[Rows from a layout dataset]
☆ ☆ ☆ ☆ ☆

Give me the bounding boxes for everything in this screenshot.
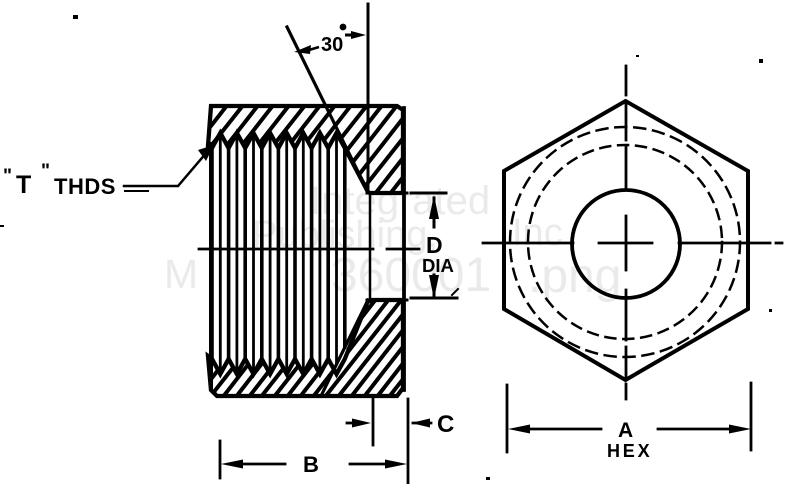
arrowheads [198, 31, 751, 469]
section view: bottom hatched wall outline [208, 300, 403, 396]
svg-text:HEX: HEX [607, 441, 652, 461]
bottom cone line [321, 300, 368, 396]
A right arrow [729, 425, 751, 434]
C extension lines [372, 398, 375, 445]
C right arrow [411, 419, 430, 428]
D bottom arrow [429, 275, 439, 299]
leader line THDS [124, 152, 207, 186]
svg-text:T: T [16, 171, 31, 199]
hex horizontal centerline [483, 242, 782, 245]
hex vertical centerline [625, 66, 628, 399]
svg-text:": " [3, 166, 12, 187]
thread bore lines [212, 150, 345, 357]
section view: top hatched wall outline [208, 106, 403, 193]
B left arrow [221, 460, 243, 469]
section centerline [199, 248, 373, 251]
C left arrow [352, 419, 371, 428]
dashed thread circle outer [510, 127, 740, 357]
svg-text:30: 30 [321, 34, 343, 56]
D dim stems [433, 198, 436, 227]
dashed thread circle inner [528, 145, 722, 339]
hexagon [504, 101, 748, 380]
30 left arrow [294, 45, 311, 54]
nut left face [209, 144, 213, 389]
hole D: inner face [369, 193, 372, 302]
svg-text:B: B [303, 452, 319, 477]
svg-text:A: A [618, 419, 633, 442]
svg-text:360001: 360001 [331, 249, 491, 302]
svg-text:C: C [437, 411, 454, 438]
svg-text:": " [41, 161, 50, 182]
A left arrow [508, 425, 530, 434]
section view: bottom wall hatching [117, 294, 483, 402]
hole D: top edge [367, 192, 407, 195]
B dim lines [238, 463, 285, 466]
chamfer 30 deg line [287, 27, 368, 192]
D top arrow [429, 195, 439, 219]
B right arrow [385, 460, 407, 469]
svg-text:DIA: DIA [422, 255, 454, 276]
svg-text:M: M [164, 251, 198, 297]
B extension line left [219, 441, 222, 478]
A dim lines [523, 428, 601, 431]
svg-text:Inc: Inc [512, 212, 563, 254]
section view: top wall hatching [123, 99, 480, 199]
D extension lines [411, 192, 446, 195]
30 deg extension line [367, 4, 370, 190]
30 right arrow [351, 31, 366, 39]
svg-text:THDS: THDS [54, 174, 116, 199]
A extension lines [506, 385, 509, 452]
nut right face [402, 108, 406, 390]
C dim tails [347, 422, 356, 425]
THDS leader arrow [198, 145, 214, 161]
hex hole circle [572, 190, 680, 298]
hole D: bottom edge [367, 299, 407, 302]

☆ ☆ ☆ ☆ ☆

= PROBLEM REQUIREMENTS =
Copy the lines above word for word, leaving out the pictures.

= EXERCISE OUTPUT =
Give me the bounding boxes for everything in this screenshot.
arrowheads [198, 31, 751, 469]
section view: bottom hatched wall outline [208, 300, 403, 396]
svg-text:HEX: HEX [607, 441, 652, 461]
bottom cone line [321, 300, 368, 396]
A right arrow [729, 425, 751, 434]
C extension lines [372, 398, 375, 445]
C right arrow [411, 419, 430, 428]
D bottom arrow [429, 275, 439, 299]
leader line THDS [124, 152, 207, 186]
svg-text:T: T [16, 171, 31, 199]
hex horizontal centerline [483, 242, 782, 245]
hex vertical centerline [625, 66, 628, 399]
svg-text:": " [3, 166, 12, 187]
thread bore lines [212, 150, 345, 357]
section view: top hatched wall outline [208, 106, 403, 193]
B left arrow [221, 460, 243, 469]
section centerline [199, 248, 373, 251]
C left arrow [352, 419, 371, 428]
dashed thread circle outer [510, 127, 740, 357]
svg-text:30: 30 [321, 34, 343, 56]
D dim stems [433, 198, 436, 227]
dashed thread circle inner [528, 145, 722, 339]
hexagon [504, 101, 748, 380]
30 left arrow [294, 45, 311, 54]
nut left face [209, 144, 213, 389]
hole D: inner face [369, 193, 372, 302]
svg-text:B: B [303, 452, 319, 477]
svg-text:A: A [618, 419, 633, 442]
svg-text:360001: 360001 [331, 249, 491, 302]
svg-text:C: C [437, 411, 454, 438]
svg-text:": " [41, 161, 50, 182]
A left arrow [508, 425, 530, 434]
section view: bottom wall hatching [117, 294, 483, 402]
hole D: top edge [367, 192, 407, 195]
B dim lines [238, 463, 285, 466]
chamfer 30 deg line [287, 27, 368, 192]
D top arrow [429, 195, 439, 219]
B right arrow [385, 460, 407, 469]
svg-text:DIA: DIA [422, 255, 454, 276]
svg-text:M: M [164, 251, 198, 297]
B extension line left [219, 441, 222, 478]
A dim lines [523, 428, 601, 431]
svg-text:Inc: Inc [512, 212, 563, 254]
section view: top wall hatching [123, 99, 480, 199]
D extension lines [411, 192, 446, 195]
30 deg extension line [367, 4, 370, 190]
30 right arrow [351, 31, 366, 39]
svg-text:THDS: THDS [54, 174, 116, 199]
A extension lines [506, 385, 509, 452]
nut right face [402, 108, 406, 390]
C dim tails [347, 422, 356, 425]
THDS leader arrow [198, 145, 214, 161]
hex hole circle [572, 190, 680, 298]
hole D: bottom edge [367, 299, 407, 302]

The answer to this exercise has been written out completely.